#### [Exercise requirements]
Check every line below for the string "Prices", and copy the lines that contain it.

Saved data entries
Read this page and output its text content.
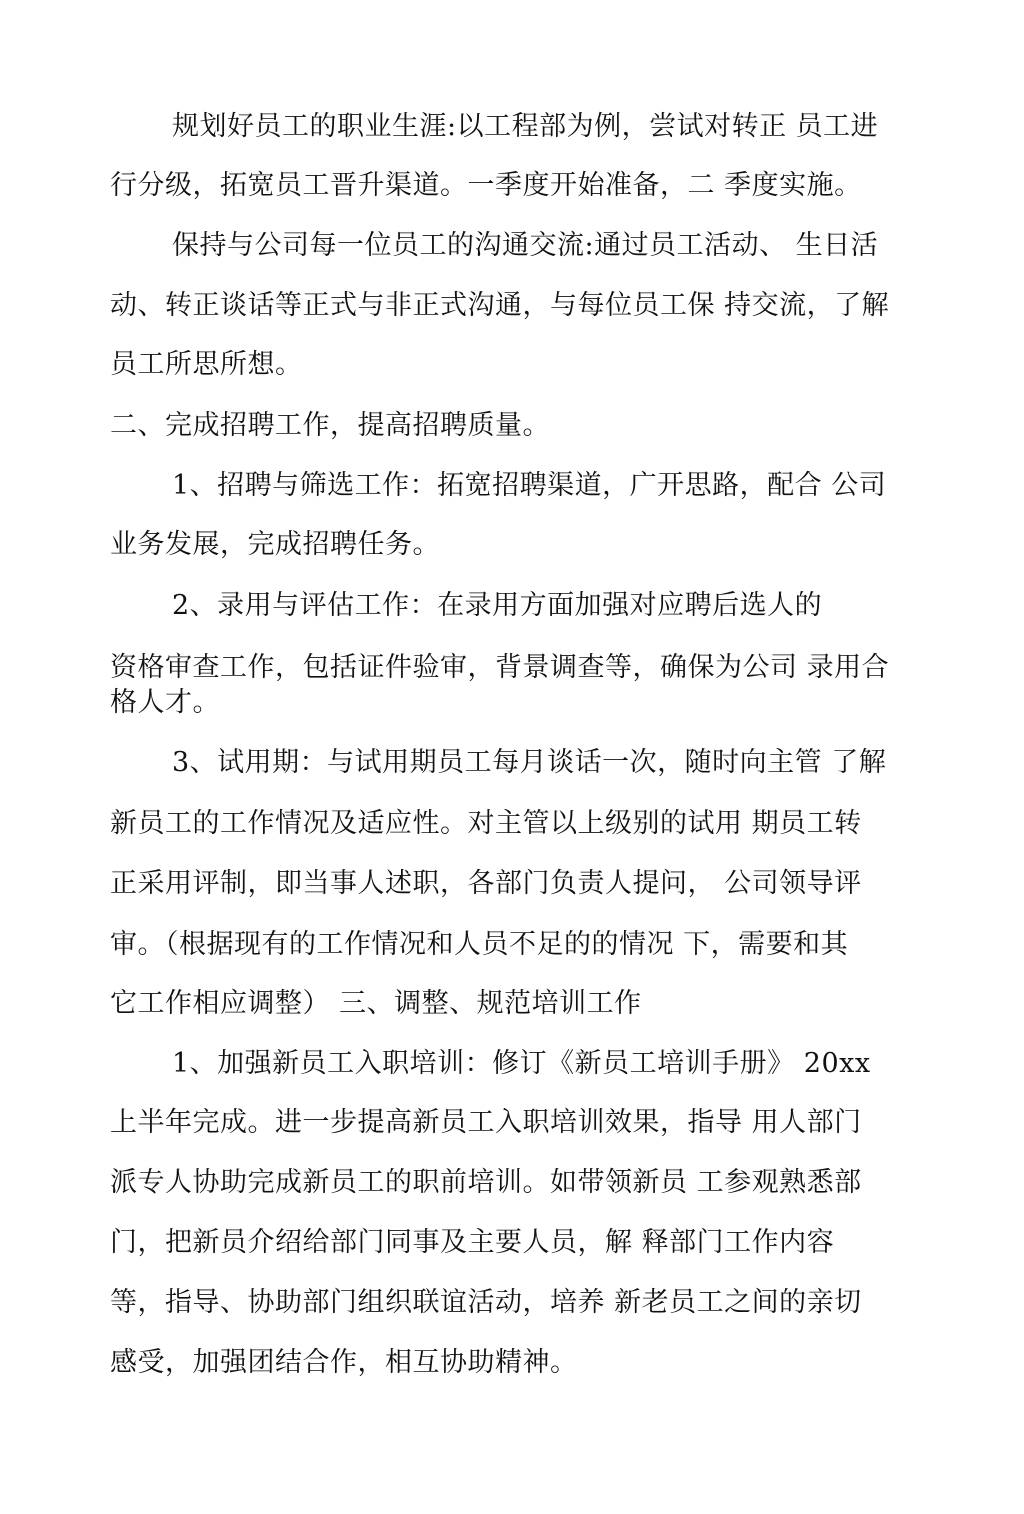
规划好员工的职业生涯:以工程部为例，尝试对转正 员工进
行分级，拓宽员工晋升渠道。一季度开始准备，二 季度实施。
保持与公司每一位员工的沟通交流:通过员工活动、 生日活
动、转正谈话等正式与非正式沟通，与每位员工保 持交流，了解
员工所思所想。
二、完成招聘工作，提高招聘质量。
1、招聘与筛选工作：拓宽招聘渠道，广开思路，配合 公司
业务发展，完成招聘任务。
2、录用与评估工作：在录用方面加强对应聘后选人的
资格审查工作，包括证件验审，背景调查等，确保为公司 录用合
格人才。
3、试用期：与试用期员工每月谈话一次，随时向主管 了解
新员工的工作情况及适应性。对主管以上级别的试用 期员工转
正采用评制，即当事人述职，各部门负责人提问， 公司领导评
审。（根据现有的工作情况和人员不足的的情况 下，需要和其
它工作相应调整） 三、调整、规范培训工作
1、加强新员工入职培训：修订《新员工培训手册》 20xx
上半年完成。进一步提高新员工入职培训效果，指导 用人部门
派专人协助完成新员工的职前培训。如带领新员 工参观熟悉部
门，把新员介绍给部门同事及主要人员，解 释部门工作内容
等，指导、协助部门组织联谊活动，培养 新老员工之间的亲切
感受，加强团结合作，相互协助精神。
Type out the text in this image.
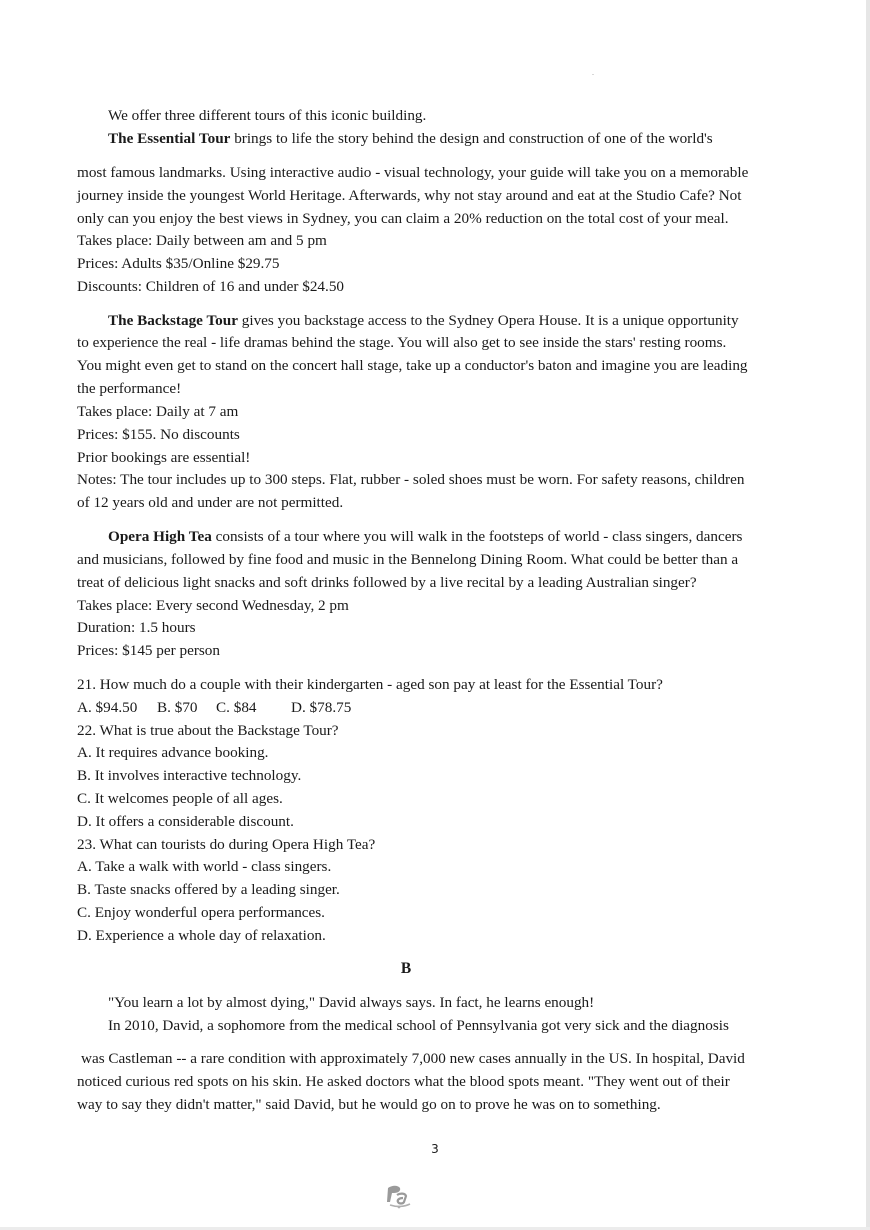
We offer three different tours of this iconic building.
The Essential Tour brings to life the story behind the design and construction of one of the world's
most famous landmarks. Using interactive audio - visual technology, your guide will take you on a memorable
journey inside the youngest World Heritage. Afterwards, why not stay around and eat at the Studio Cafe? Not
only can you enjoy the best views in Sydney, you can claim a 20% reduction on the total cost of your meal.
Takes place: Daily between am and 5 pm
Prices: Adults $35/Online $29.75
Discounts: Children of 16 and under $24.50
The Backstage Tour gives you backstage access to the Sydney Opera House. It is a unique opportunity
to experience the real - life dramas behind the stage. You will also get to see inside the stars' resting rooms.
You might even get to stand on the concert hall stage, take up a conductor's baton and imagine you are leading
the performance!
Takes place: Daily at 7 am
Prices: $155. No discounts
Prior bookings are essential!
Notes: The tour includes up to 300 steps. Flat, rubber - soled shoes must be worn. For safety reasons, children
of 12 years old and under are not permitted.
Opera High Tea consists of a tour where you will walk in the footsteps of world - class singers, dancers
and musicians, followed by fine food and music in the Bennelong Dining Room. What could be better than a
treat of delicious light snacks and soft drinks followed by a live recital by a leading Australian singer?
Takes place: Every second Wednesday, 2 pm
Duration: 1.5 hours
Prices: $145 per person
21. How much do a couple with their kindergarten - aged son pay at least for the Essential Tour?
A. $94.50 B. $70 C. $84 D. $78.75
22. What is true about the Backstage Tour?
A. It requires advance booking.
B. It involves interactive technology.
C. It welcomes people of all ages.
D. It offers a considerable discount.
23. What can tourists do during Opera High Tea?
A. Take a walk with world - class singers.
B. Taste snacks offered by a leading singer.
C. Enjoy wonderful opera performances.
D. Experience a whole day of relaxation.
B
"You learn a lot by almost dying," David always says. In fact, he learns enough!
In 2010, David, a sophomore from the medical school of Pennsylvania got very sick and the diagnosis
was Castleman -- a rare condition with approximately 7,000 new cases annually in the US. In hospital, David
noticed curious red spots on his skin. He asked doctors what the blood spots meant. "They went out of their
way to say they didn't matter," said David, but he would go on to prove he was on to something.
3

#### [Full answer]
Prices: Adults $35/Online $29.75
Prices: $155. No discounts
Prices: $145 per person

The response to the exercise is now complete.